#### [WHAT THE TASK ASKS]
In the entries that follow, count each line containing "bitenle" and state the total, nothing more.
----- EXCERPTED DATA -----
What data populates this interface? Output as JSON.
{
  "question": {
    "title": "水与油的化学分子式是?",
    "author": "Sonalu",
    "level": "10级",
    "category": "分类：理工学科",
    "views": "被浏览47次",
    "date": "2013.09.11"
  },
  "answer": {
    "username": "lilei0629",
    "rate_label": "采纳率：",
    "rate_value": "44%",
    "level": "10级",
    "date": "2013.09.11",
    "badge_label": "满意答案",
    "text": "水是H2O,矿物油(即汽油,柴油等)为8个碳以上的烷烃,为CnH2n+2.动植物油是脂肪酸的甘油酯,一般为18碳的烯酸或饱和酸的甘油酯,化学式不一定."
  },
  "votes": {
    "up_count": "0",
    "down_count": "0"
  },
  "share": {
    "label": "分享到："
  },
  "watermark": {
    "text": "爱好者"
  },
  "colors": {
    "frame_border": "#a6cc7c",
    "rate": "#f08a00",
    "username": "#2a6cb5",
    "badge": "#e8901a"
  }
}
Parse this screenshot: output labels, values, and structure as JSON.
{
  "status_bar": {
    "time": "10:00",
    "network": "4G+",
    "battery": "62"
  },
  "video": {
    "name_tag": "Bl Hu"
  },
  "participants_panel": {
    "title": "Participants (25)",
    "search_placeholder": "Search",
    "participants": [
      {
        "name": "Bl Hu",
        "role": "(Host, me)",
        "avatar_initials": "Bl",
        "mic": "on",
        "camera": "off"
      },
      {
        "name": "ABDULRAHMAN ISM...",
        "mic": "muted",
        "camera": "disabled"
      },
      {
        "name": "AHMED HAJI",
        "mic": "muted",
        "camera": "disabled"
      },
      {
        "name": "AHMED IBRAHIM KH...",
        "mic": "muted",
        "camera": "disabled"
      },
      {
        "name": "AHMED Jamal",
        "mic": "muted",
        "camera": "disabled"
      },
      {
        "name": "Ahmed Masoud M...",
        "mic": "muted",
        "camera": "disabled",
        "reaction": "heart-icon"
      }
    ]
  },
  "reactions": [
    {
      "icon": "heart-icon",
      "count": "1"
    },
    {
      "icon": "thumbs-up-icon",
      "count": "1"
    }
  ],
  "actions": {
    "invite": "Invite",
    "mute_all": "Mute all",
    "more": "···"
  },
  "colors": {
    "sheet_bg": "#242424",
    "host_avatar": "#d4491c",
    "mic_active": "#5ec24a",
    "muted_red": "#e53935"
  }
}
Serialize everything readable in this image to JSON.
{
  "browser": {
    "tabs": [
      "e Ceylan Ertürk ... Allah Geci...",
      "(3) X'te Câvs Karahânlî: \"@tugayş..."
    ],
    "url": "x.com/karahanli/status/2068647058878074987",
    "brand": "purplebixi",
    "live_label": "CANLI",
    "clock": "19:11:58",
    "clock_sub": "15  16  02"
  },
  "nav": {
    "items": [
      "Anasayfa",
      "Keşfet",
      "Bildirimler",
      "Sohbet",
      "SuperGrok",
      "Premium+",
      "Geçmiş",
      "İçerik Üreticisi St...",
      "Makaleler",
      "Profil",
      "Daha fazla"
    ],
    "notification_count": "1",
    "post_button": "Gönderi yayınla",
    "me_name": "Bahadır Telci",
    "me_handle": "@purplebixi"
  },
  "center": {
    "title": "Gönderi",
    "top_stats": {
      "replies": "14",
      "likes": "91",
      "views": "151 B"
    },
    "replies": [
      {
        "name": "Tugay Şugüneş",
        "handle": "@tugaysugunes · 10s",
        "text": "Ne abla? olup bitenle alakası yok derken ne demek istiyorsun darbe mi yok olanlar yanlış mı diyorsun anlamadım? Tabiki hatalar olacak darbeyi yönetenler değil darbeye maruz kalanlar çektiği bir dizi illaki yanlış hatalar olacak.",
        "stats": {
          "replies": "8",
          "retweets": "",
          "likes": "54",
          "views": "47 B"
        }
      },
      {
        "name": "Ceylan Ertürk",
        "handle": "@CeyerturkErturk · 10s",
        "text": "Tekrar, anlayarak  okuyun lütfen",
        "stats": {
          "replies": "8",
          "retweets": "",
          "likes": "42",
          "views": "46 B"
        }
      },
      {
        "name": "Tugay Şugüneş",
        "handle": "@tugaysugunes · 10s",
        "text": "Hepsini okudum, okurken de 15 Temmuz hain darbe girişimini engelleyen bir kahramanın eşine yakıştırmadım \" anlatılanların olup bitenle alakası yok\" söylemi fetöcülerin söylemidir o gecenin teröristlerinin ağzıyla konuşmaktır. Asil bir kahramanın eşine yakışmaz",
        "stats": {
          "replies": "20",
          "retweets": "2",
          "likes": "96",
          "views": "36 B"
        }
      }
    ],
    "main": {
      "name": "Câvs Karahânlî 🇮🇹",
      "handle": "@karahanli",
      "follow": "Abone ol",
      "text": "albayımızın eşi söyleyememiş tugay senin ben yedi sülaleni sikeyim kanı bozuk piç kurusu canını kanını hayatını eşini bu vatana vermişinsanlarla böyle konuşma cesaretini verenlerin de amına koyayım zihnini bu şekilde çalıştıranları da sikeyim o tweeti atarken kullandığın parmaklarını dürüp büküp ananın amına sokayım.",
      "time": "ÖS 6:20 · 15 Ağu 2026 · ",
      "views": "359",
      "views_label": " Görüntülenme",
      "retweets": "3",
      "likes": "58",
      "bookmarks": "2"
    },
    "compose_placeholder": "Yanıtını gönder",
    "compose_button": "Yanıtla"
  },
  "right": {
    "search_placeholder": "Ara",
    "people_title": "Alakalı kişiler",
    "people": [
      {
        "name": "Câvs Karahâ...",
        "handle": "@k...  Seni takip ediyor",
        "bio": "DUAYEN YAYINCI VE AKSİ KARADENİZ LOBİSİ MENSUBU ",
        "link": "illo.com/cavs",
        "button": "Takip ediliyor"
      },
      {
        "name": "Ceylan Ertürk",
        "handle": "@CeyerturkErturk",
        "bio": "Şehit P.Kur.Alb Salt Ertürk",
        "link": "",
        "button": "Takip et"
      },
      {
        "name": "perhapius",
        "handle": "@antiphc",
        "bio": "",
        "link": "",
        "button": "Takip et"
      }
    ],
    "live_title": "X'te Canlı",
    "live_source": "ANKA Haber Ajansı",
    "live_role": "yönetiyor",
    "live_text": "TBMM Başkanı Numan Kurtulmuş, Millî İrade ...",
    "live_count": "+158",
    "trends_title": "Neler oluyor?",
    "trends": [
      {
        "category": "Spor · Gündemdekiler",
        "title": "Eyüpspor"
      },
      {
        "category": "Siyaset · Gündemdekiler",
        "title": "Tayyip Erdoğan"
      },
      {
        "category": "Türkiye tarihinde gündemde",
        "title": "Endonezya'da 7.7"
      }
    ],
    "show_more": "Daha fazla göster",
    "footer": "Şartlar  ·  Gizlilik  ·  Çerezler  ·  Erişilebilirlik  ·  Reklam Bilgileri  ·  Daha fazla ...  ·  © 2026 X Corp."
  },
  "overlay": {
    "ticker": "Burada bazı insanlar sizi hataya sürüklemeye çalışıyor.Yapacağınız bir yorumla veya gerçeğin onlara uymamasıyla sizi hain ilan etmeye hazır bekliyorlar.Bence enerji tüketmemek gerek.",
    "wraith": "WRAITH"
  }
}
-----
#### [EXERCISE ANSWER]
2